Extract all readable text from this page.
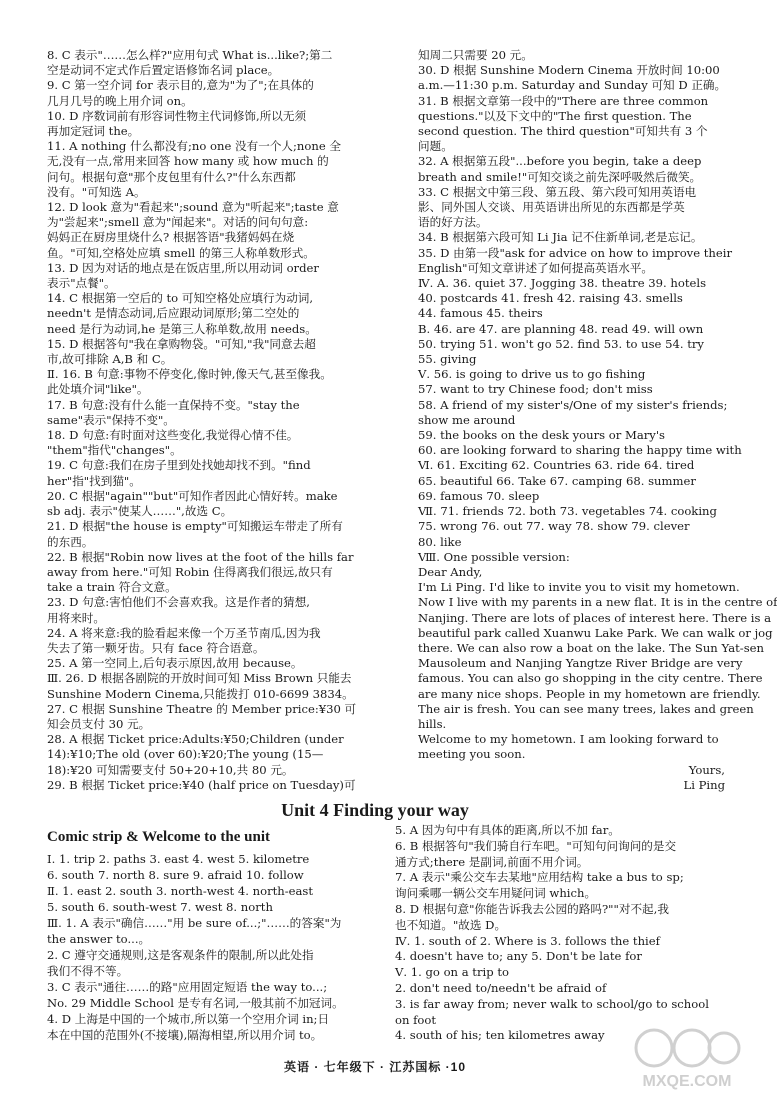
8. C 表示"……怎么样?"应用句式 What is...like?;第二
空是动词不定式作后置定语修饰名词 place。
9. C 第一空介词 for 表示目的,意为"为了";在具体的
几月几号的晚上用介词 on。
10. D 序数词前有形容词性物主代词修饰,所以无须
再加定冠词 the。
11. A nothing 什么都没有;no one 没有一个人;none 全
无,没有一点,常用来回答 how many 或 how much 的
问句。根据句意"那个皮包里有什么?"什么东西都
没有。"可知选 A。
12. D look 意为"看起来";sound 意为"听起来";taste 意
为"尝起来";smell 意为"闻起来"。对话的问句句意:
妈妈正在厨房里烧什么? 根据答语"我猪妈妈在烧
鱼。"可知,空格处应填 smell 的第三人称单数形式。
13. D 因为对话的地点是在饭店里,所以用动词 order
表示"点餐"。
14. C 根据第一空后的 to 可知空格处应填行为动词,
needn't 是情态动词,后应跟动词原形;第二空处的
need 是行为动词,he 是第三人称单数,故用 needs。
15. D 根据答句"我在拿购物袋。"可知,"我"同意去超
市,故可排除 A,B 和 C。
Ⅱ. 16. B 句意:事物不停变化,像时钟,像天气,甚至像我。
此处填介词"like"。
17. B 句意:没有什么能一直保持不变。"stay the
same"表示"保持不变"。
18. D 句意:有时面对这些变化,我觉得心情不佳。
"them"指代"changes"。
19. C 句意:我们在房子里到处找她却找不到。"find
her"指"找到猫"。
20. C 根据"again""but"可知作者因此心情好转。make
sb adj. 表示"使某人……",故选 C。
21. D 根据"the house is empty"可知搬运车带走了所有
的东西。
22. B 根据"Robin now lives at the foot of the hills far
away from here."可知 Robin 住得离我们很远,故只有
take a train 符合文意。
23. D 句意:害怕他们不会喜欢我。这是作者的猜想,
用将来时。
24. A 将来意:我的脸看起来像一个万圣节南瓜,因为我
失去了第一颗牙齿。只有 face 符合语意。
25. A 第一空同上,后句表示原因,故用 because。
Ⅲ. 26. D 根据各剧院的开放时间可知 Miss Brown 只能去
Sunshine Modern Cinema,只能拨打 010-6699 3834。
27. C 根据 Sunshine Theatre 的 Member price:¥30 可
知会员支付 30 元。
28. A 根据 Ticket price:Adults:¥50;Children (under
14):¥10;The old (over 60):¥20;The young (15—
18):¥20 可知需要支付 50+20+10,共 80 元。
29. B 根据 Ticket price:¥40 (half price on Tuesday)可
知周二只需要 20 元。
30. D 根据 Sunshine Modern Cinema 开放时间 10:00
a.m.—11:30 p.m. Saturday and Sunday 可知 D 正确。
31. B 根据文章第一段中的"There are three common
questions."以及下文中的"The first question. The
second question. The third question"可知共有 3 个
问题。
32. A 根据第五段"...before you begin, take a deep
breath and smile!"可知交谈之前先深呼吸然后微笑。
33. C 根据文中第三段、第五段、第六段可知用英语电
影、同外国人交谈、用英语讲出所见的东西都是学英
语的好方法。
34. B 根据第六段可知 Li Jia 记不住新单词,老是忘记。
35. D 由第一段"ask for advice on how to improve their
English"可知文章讲述了如何提高英语水平。
Ⅳ. A. 36. quiet 37. Jogging 38. theatre 39. hotels
40. postcards 41. fresh 42. raising 43. smells
44. famous 45. theirs
B. 46. are 47. are planning 48. read 49. will own
50. trying 51. won't go 52. find 53. to use 54. try
55. giving
Ⅴ. 56. is going to drive us to go fishing
57. want to try Chinese food; don't miss
58. A friend of my sister's/One of my sister's friends;
show me around
59. the books on the desk yours or Mary's
60. are looking forward to sharing the happy time with
Ⅵ. 61. Exciting 62. Countries 63. ride 64. tired
65. beautiful 66. Take 67. camping 68. summer
69. famous 70. sleep
Ⅶ. 71. friends 72. both 73. vegetables 74. cooking
75. wrong 76. out 77. way 78. show 79. clever
80. like
Ⅷ. One possible version:
Dear Andy,
I'm Li Ping. I'd like to invite you to visit my hometown.
Now I live with my parents in a new flat. It is in the centre of
Nanjing. There are lots of places of interest here. There is a
beautiful park called Xuanwu Lake Park. We can walk or jog
there. We can also row a boat on the lake. The Sun Yat-sen
Mausoleum and Nanjing Yangtze River Bridge are very
famous. You can also go shopping in the city centre. There
are many nice shops. People in my hometown are friendly.
The air is fresh. You can see many trees, lakes and green
hills.
Welcome to my hometown. I am looking forward to
meeting you soon.
Yours,
Li Ping
Unit 4 Finding your way
Comic strip & Welcome to the unit
Ⅰ. 1. trip 2. paths 3. east 4. west 5. kilometre
6. south 7. north 8. sure 9. afraid 10. follow
Ⅱ. 1. east 2. south 3. north-west 4. north-east
5. south 6. south-west 7. west 8. north
Ⅲ. 1. A 表示"确信……"用 be sure of...;"……的答案"为
the answer to...。
2. C 遵守交通规则,这是客观条件的限制,所以此处指
我们不得不等。
3. C 表示"通往……的路"应用固定短语 the way to...;
No. 29 Middle School 是专有名词,一般其前不加冠词。
4. D 上海是中国的一个城市,所以第一个空用介词 in;日
本在中国的范围外(不接壤),隔海相望,所以用介词 to。
5. A 因为句中有具体的距离,所以不加 far。
6. B 根据答句"我们骑自行车吧。"可知句问询问的是交
通方式;there 是副词,前面不用介词。
7. A 表示"乘公交车去某地"应用结构 take a bus to sp;
询问乘哪一辆公交车用疑问词 which。
8. D 根据句意"你能告诉我去公园的路吗?""对不起,我
也不知道。"故选 D。
Ⅳ. 1. south of 2. Where is 3. follows the thief
4. doesn't have to; any 5. Don't be late for
Ⅴ. 1. go on a trip to
2. don't need to/needn't be afraid of
3. is far away from; never walk to school/go to school
on foot
4. south of his; ten kilometres away
英语 · 七年级下 · 江苏国标 ·10
MXQE.COM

Your objective | Isolate each line of the listing above that includes "foot". Copy it.

Completed task |
22. B 根据"Robin now lives at the foot of the hills far
on foot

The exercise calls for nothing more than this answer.